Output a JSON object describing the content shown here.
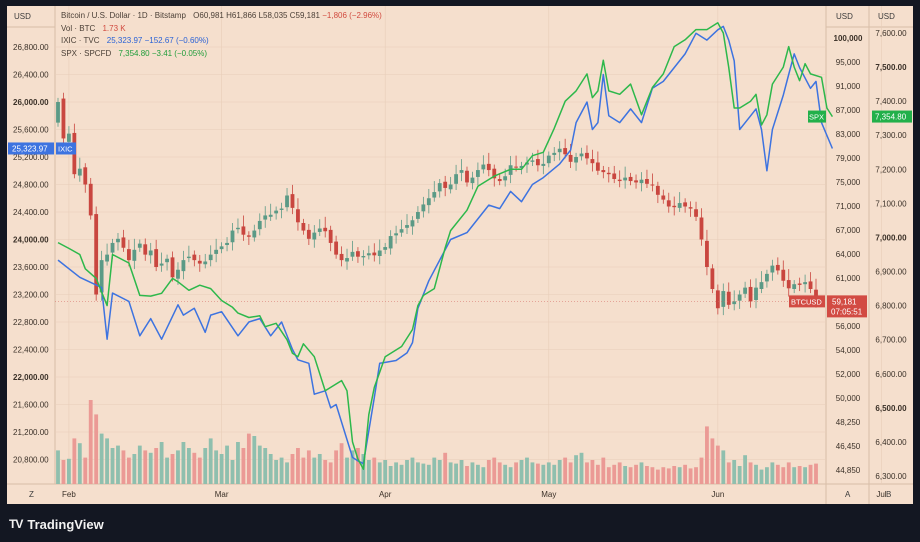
{
  "brand": {
    "logo_text": "TV",
    "name": "TradingView"
  },
  "chart_header": {
    "currency_left": "USD",
    "currency_mid": "USD",
    "currency_right": "USD",
    "scale_labels": [
      "A",
      "B"
    ],
    "zoom_label": "Z",
    "legend": [
      {
        "name": "Bitcoin / U.S. Dollar · 1D · Bitstamp",
        "values": [
          "O60,981",
          "H61,866",
          "L58,035",
          "C59,181",
          "−1,806 (−2.96%)"
        ]
      },
      {
        "name": "Vol · BTC",
        "values": [
          "1.73 K"
        ]
      },
      {
        "name": "IXIC · TVC",
        "values": [
          "25,323.97",
          "−152.67 (−0.60%)"
        ]
      },
      {
        "name": "SPX · SPCFD",
        "values": [
          "7,354.80",
          "−3.41 (−0.05%)"
        ]
      }
    ]
  },
  "colors": {
    "background": "#f5dfcd",
    "up": "#5b9a86",
    "down": "#c9463f",
    "vol_up": "#8fbfae",
    "vol_down": "#eb9a95",
    "ixic": "#3d73e0",
    "spx": "#2db84b",
    "grid": "#e8cdb9"
  },
  "chart_data": {
    "type": "candlestick",
    "x_ticks": [
      {
        "label": "Feb",
        "i": 2
      },
      {
        "label": "Mar",
        "i": 30
      },
      {
        "label": "Apr",
        "i": 60
      },
      {
        "label": "May",
        "i": 90
      },
      {
        "label": "Jun",
        "i": 121
      },
      {
        "label": "Jul",
        "i": 151
      }
    ],
    "ixic_axis": {
      "ticks": [
        "26,800.00",
        "26,400.00",
        "26,000.00",
        "25,600.00",
        "25,200.00",
        "24,800.00",
        "24,400.00",
        "24,000.00",
        "23,600.00",
        "23,200.00",
        "22,800.00",
        "22,400.00",
        "22,000.00",
        "21,600.00",
        "21,200.00",
        "20,800.00"
      ],
      "bold": [
        "26,000.00",
        "24,000.00",
        "22,000.00"
      ],
      "range": [
        20600,
        27200
      ]
    },
    "btc_axis": {
      "ticks": [
        "100,000",
        "95,000",
        "91,000",
        "87,000",
        "83,000",
        "79,000",
        "75,000",
        "71,000",
        "67,000",
        "64,000",
        "61,000",
        "58,000",
        "56,000",
        "54,000",
        "52,000",
        "50,000",
        "48,250",
        "46,450",
        "44,850"
      ],
      "bold": [
        "100,000"
      ]
    },
    "spx_axis": {
      "ticks": [
        "7,600.00",
        "7,500.00",
        "7,400.00",
        "7,300.00",
        "7,200.00",
        "7,100.00",
        "7,000.00",
        "6,900.00",
        "6,800.00",
        "6,700.00",
        "6,600.00",
        "6,500.00",
        "6,400.00",
        "6,300.00"
      ],
      "bold": [
        "7,500.00",
        "7,000.00",
        "6,500.00"
      ],
      "range": [
        6250,
        7650
      ]
    },
    "last_labels": {
      "ixic": {
        "value": "25,323.97",
        "tag": "IXIC"
      },
      "spx": {
        "value": "7,354.80",
        "tag": "SPX"
      },
      "btc": {
        "value": "59,181",
        "countdown": "07:05:51",
        "tag": "BTCUSD"
      }
    },
    "btc_close": [
      26000,
      25470,
      25540,
      24950,
      25030,
      24800,
      24350,
      23200,
      23700,
      23780,
      23950,
      24010,
      23880,
      23700,
      23850,
      23940,
      23780,
      23840,
      23600,
      23650,
      23720,
      23450,
      23560,
      23700,
      23750,
      23700,
      23650,
      23680,
      23780,
      23850,
      23900,
      23950,
      24130,
      24170,
      24070,
      24040,
      24130,
      24270,
      24350,
      24360,
      24420,
      24450,
      24640,
      24460,
      24250,
      24130,
      24010,
      24100,
      24160,
      24120,
      23950,
      23780,
      23700,
      23730,
      23820,
      23750,
      23760,
      23800,
      23770,
      23840,
      23890,
      24050,
      24090,
      24150,
      24210,
      24280,
      24400,
      24510,
      24600,
      24690,
      24820,
      24750,
      24800,
      24950,
      25010,
      24830,
      24900,
      25010,
      25090,
      25010,
      24890,
      24850,
      24920,
      25080,
      25050,
      25070,
      25120,
      25150,
      25080,
      25100,
      25220,
      25260,
      25320,
      25240,
      25130,
      25200,
      25250,
      25180,
      25110,
      25000,
      24980,
      24950,
      24880,
      24850,
      24900,
      24850,
      24830,
      24870,
      24810,
      24790,
      24650,
      24580,
      24480,
      24470,
      24530,
      24480,
      24450,
      24330,
      24000,
      23600,
      23280,
      23000,
      23250,
      23050,
      23100,
      23200,
      23300,
      23100,
      23300,
      23380,
      23500,
      23620,
      23550,
      23400,
      23290,
      23350,
      23340,
      23380,
      23280,
      23100
    ],
    "btc_open": [
      25700,
      26050,
      25420,
      25550,
      24930,
      25050,
      24810,
      24370,
      23230,
      23680,
      23810,
      23960,
      24030,
      23860,
      23690,
      23880,
      23930,
      23770,
      23860,
      23620,
      23670,
      23740,
      23430,
      23540,
      23730,
      23780,
      23690,
      23640,
      23700,
      23790,
      23860,
      23920,
      23960,
      24150,
      24190,
      24060,
      24030,
      24150,
      24290,
      24330,
      24380,
      24430,
      24470,
      24660,
      24440,
      24240,
      24140,
      24000,
      24110,
      24170,
      24140,
      23970,
      23790,
      23680,
      23750,
      23830,
      23740,
      23770,
      23810,
      23760,
      23850,
      23870,
      24060,
      24100,
      24170,
      24190,
      24300,
      24410,
      24500,
      24610,
      24700,
      24840,
      24730,
      24810,
      24970,
      25000,
      24820,
      24910,
      25020,
      25100,
      25030,
      24880,
      24860,
      24940,
      25060,
      25040,
      25090,
      25130,
      25170,
      25070,
      25110,
      25230,
      25270,
      25330,
      25230,
      25120,
      25210,
      25260,
      25170,
      25120,
      25010,
      24970,
      24960,
      24870,
      24860,
      24910,
      24860,
      24820,
      24880,
      24800,
      24780,
      24640,
      24570,
      24490,
      24460,
      24540,
      24470,
      24440,
      24320,
      23980,
      23580,
      23260,
      23020,
      23240,
      23060,
      23110,
      23210,
      23310,
      23120,
      23280,
      23390,
      23520,
      23630,
      23560,
      23410,
      23280,
      23360,
      23350,
      23390,
      23270
    ],
    "volume": [
      0.28,
      0.2,
      0.21,
      0.38,
      0.34,
      0.22,
      0.7,
      0.58,
      0.42,
      0.38,
      0.3,
      0.32,
      0.28,
      0.22,
      0.25,
      0.32,
      0.28,
      0.26,
      0.3,
      0.35,
      0.22,
      0.25,
      0.28,
      0.35,
      0.3,
      0.26,
      0.22,
      0.3,
      0.38,
      0.28,
      0.25,
      0.32,
      0.2,
      0.35,
      0.3,
      0.42,
      0.4,
      0.32,
      0.3,
      0.25,
      0.2,
      0.22,
      0.18,
      0.25,
      0.3,
      0.22,
      0.28,
      0.22,
      0.25,
      0.2,
      0.18,
      0.28,
      0.34,
      0.22,
      0.28,
      0.3,
      0.25,
      0.2,
      0.22,
      0.18,
      0.2,
      0.15,
      0.18,
      0.16,
      0.2,
      0.22,
      0.18,
      0.17,
      0.16,
      0.22,
      0.2,
      0.26,
      0.18,
      0.17,
      0.2,
      0.15,
      0.18,
      0.16,
      0.14,
      0.2,
      0.22,
      0.18,
      0.16,
      0.14,
      0.18,
      0.2,
      0.22,
      0.18,
      0.17,
      0.16,
      0.18,
      0.16,
      0.2,
      0.22,
      0.18,
      0.24,
      0.26,
      0.18,
      0.2,
      0.16,
      0.22,
      0.14,
      0.16,
      0.18,
      0.15,
      0.14,
      0.16,
      0.18,
      0.15,
      0.14,
      0.12,
      0.14,
      0.13,
      0.15,
      0.14,
      0.16,
      0.13,
      0.14,
      0.22,
      0.48,
      0.38,
      0.32,
      0.28,
      0.18,
      0.2,
      0.15,
      0.24,
      0.18,
      0.16,
      0.12,
      0.14,
      0.18,
      0.16,
      0.14,
      0.18,
      0.14,
      0.15,
      0.14,
      0.16,
      0.17
    ],
    "ixic_line": [
      [
        0,
        23700
      ],
      [
        4,
        23450
      ],
      [
        8,
        23300
      ],
      [
        9,
        22550
      ],
      [
        10,
        23220
      ],
      [
        13,
        23100
      ],
      [
        15,
        22600
      ],
      [
        17,
        22850
      ],
      [
        19,
        22550
      ],
      [
        22,
        23050
      ],
      [
        23,
        22900
      ],
      [
        25,
        23000
      ],
      [
        27,
        22650
      ],
      [
        28,
        22900
      ],
      [
        30,
        22950
      ],
      [
        33,
        22600
      ],
      [
        35,
        22800
      ],
      [
        37,
        22850
      ],
      [
        39,
        22600
      ],
      [
        41,
        22800
      ],
      [
        43,
        22400
      ],
      [
        44,
        22250
      ],
      [
        46,
        22200
      ],
      [
        47,
        21750
      ],
      [
        49,
        21800
      ],
      [
        50,
        21550
      ],
      [
        51,
        21600
      ],
      [
        54,
        20830
      ],
      [
        55,
        20780
      ],
      [
        56,
        20740
      ],
      [
        58,
        21700
      ],
      [
        59,
        22200
      ],
      [
        62,
        22240
      ],
      [
        64,
        22350
      ],
      [
        65,
        22500
      ],
      [
        66,
        23000
      ],
      [
        68,
        23400
      ],
      [
        70,
        23700
      ],
      [
        72,
        24000
      ],
      [
        75,
        24100
      ],
      [
        77,
        24300
      ],
      [
        79,
        24500
      ],
      [
        81,
        24450
      ],
      [
        83,
        24700
      ],
      [
        85,
        24550
      ],
      [
        87,
        24800
      ],
      [
        89,
        24900
      ],
      [
        92,
        25100
      ],
      [
        94,
        25300
      ],
      [
        95,
        25700
      ],
      [
        97,
        26000
      ],
      [
        98,
        25600
      ],
      [
        99,
        25700
      ],
      [
        100,
        26400
      ],
      [
        101,
        25800
      ],
      [
        103,
        25700
      ],
      [
        105,
        25900
      ],
      [
        107,
        25700
      ],
      [
        109,
        26200
      ],
      [
        111,
        26300
      ],
      [
        113,
        26500
      ],
      [
        115,
        26700
      ],
      [
        117,
        27000
      ],
      [
        119,
        26900
      ],
      [
        121,
        27050
      ],
      [
        122,
        27100
      ],
      [
        123,
        26900
      ],
      [
        124,
        26600
      ],
      [
        125,
        25600
      ],
      [
        127,
        25800
      ],
      [
        128,
        25900
      ],
      [
        129,
        25600
      ],
      [
        130,
        25000
      ],
      [
        131,
        25600
      ],
      [
        133,
        26100
      ],
      [
        134,
        26400
      ],
      [
        135,
        26700
      ],
      [
        136,
        26500
      ],
      [
        138,
        26200
      ],
      [
        139,
        26300
      ],
      [
        140,
        25700
      ],
      [
        142,
        25323.97
      ]
    ],
    "spx_line": [
      [
        0,
        6985
      ],
      [
        2,
        6968
      ],
      [
        4,
        6950
      ],
      [
        5,
        6908
      ],
      [
        7,
        6880
      ],
      [
        9,
        6800
      ],
      [
        10,
        6950
      ],
      [
        13,
        6925
      ],
      [
        15,
        6830
      ],
      [
        17,
        6828
      ],
      [
        19,
        6836
      ],
      [
        21,
        6880
      ],
      [
        22,
        6870
      ],
      [
        24,
        6845
      ],
      [
        26,
        6860
      ],
      [
        28,
        6850
      ],
      [
        30,
        6815
      ],
      [
        32,
        6795
      ],
      [
        33,
        6778
      ],
      [
        35,
        6765
      ],
      [
        37,
        6770
      ],
      [
        38,
        6738
      ],
      [
        40,
        6748
      ],
      [
        42,
        6700
      ],
      [
        43,
        6660
      ],
      [
        44,
        6650
      ],
      [
        45,
        6688
      ],
      [
        47,
        6650
      ],
      [
        49,
        6550
      ],
      [
        51,
        6570
      ],
      [
        52,
        6580
      ],
      [
        53,
        6550
      ],
      [
        54,
        6400
      ],
      [
        55,
        6350
      ],
      [
        56,
        6320
      ],
      [
        57,
        6480
      ],
      [
        58,
        6560
      ],
      [
        60,
        6650
      ],
      [
        63,
        6680
      ],
      [
        65,
        6730
      ],
      [
        66,
        6800
      ],
      [
        67,
        6830
      ],
      [
        69,
        6850
      ],
      [
        71,
        6970
      ],
      [
        72,
        7020
      ],
      [
        75,
        7080
      ],
      [
        77,
        7150
      ],
      [
        80,
        7180
      ],
      [
        83,
        7200
      ],
      [
        85,
        7200
      ],
      [
        87,
        7240
      ],
      [
        89,
        7250
      ],
      [
        91,
        7320
      ],
      [
        93,
        7400
      ],
      [
        95,
        7430
      ],
      [
        97,
        7480
      ],
      [
        98,
        7410
      ],
      [
        99,
        7430
      ],
      [
        100,
        7520
      ],
      [
        101,
        7430
      ],
      [
        103,
        7420
      ],
      [
        105,
        7450
      ],
      [
        107,
        7360
      ],
      [
        109,
        7440
      ],
      [
        111,
        7480
      ],
      [
        113,
        7560
      ],
      [
        115,
        7580
      ],
      [
        117,
        7610
      ],
      [
        119,
        7610
      ],
      [
        121,
        7630
      ],
      [
        122,
        7600
      ],
      [
        123,
        7500
      ],
      [
        124,
        7380
      ],
      [
        125,
        7380
      ],
      [
        127,
        7400
      ],
      [
        128,
        7420
      ],
      [
        129,
        7330
      ],
      [
        130,
        7360
      ],
      [
        131,
        7450
      ],
      [
        133,
        7500
      ],
      [
        134,
        7560
      ],
      [
        135,
        7500
      ],
      [
        136,
        7460
      ],
      [
        137,
        7510
      ],
      [
        138,
        7480
      ],
      [
        140,
        7470
      ],
      [
        141,
        7380
      ],
      [
        142,
        7354.8
      ]
    ]
  }
}
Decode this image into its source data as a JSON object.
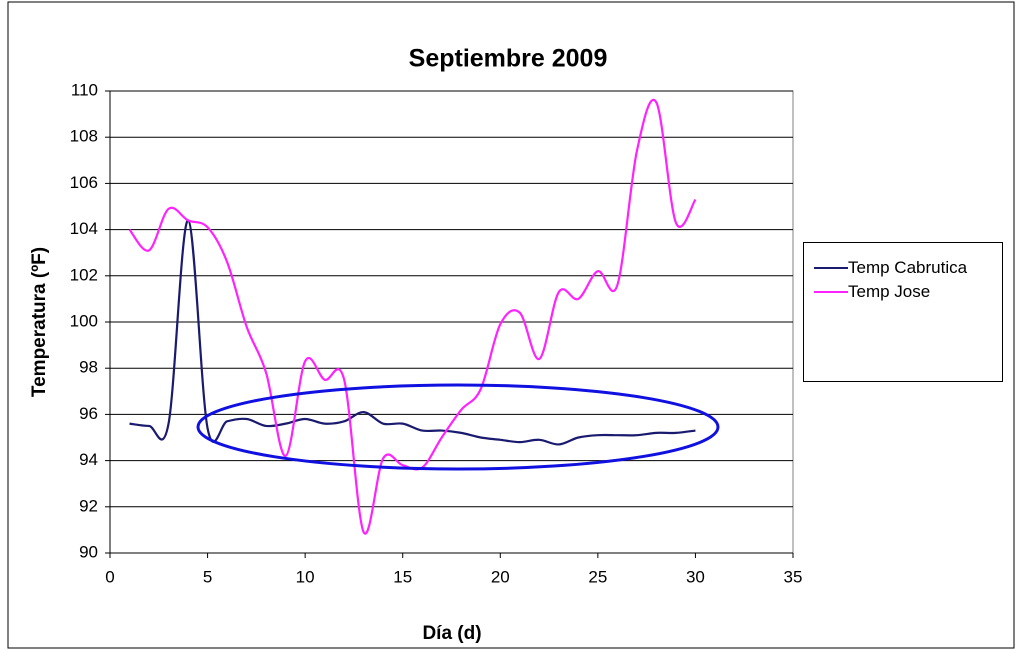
{
  "chart_data": {
    "type": "line",
    "title": "Septiembre 2009",
    "x_label": "Día (d)",
    "y_label": "Temperatura (ºF)",
    "x": [
      1,
      2,
      3,
      4,
      5,
      6,
      7,
      8,
      9,
      10,
      11,
      12,
      13,
      14,
      15,
      16,
      17,
      18,
      19,
      20,
      21,
      22,
      23,
      24,
      25,
      26,
      27,
      28,
      29,
      30
    ],
    "series": [
      {
        "name": "Temp Cabrutica",
        "color": "#1a1a6e",
        "values": [
          95.6,
          95.5,
          95.6,
          104.4,
          95.4,
          95.7,
          95.8,
          95.5,
          95.6,
          95.8,
          95.6,
          95.7,
          96.1,
          95.6,
          95.6,
          95.3,
          95.3,
          95.2,
          95.0,
          94.9,
          94.8,
          94.9,
          94.7,
          95.0,
          95.1,
          95.1,
          95.1,
          95.2,
          95.2,
          95.3
        ]
      },
      {
        "name": "Temp Jose",
        "color": "#ff22ff",
        "values": [
          104.0,
          103.1,
          104.9,
          104.4,
          104.1,
          102.6,
          99.8,
          97.8,
          94.2,
          98.3,
          97.5,
          97.5,
          90.9,
          94.1,
          93.8,
          93.7,
          95.0,
          96.2,
          97.1,
          99.9,
          100.4,
          98.4,
          101.3,
          101.0,
          102.2,
          101.6,
          107.4,
          109.5,
          104.3,
          105.3
        ]
      }
    ],
    "xlim": [
      0,
      35
    ],
    "xticks": [
      0,
      5,
      10,
      15,
      20,
      25,
      30,
      35
    ],
    "ylim": [
      90,
      110
    ],
    "yticks": [
      90,
      92,
      94,
      96,
      98,
      100,
      102,
      104,
      106,
      108,
      110
    ],
    "grid": true,
    "smooth": true,
    "legend": "right"
  }
}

• **Task description**
Check each line of the records for the word "name", and show the lines that contain it.

• **Result for this task**
    "name": "TradingView"
        "name": "Bitcoin / U.S. Dollar · 1D · Bitstamp",
        "name": "Vol · BTC",
        "name": "IXIC · TVC",
        "name": "SPX · SPCFD",
        "name": "Temp Cabrutica",
        "name": "Temp Jose",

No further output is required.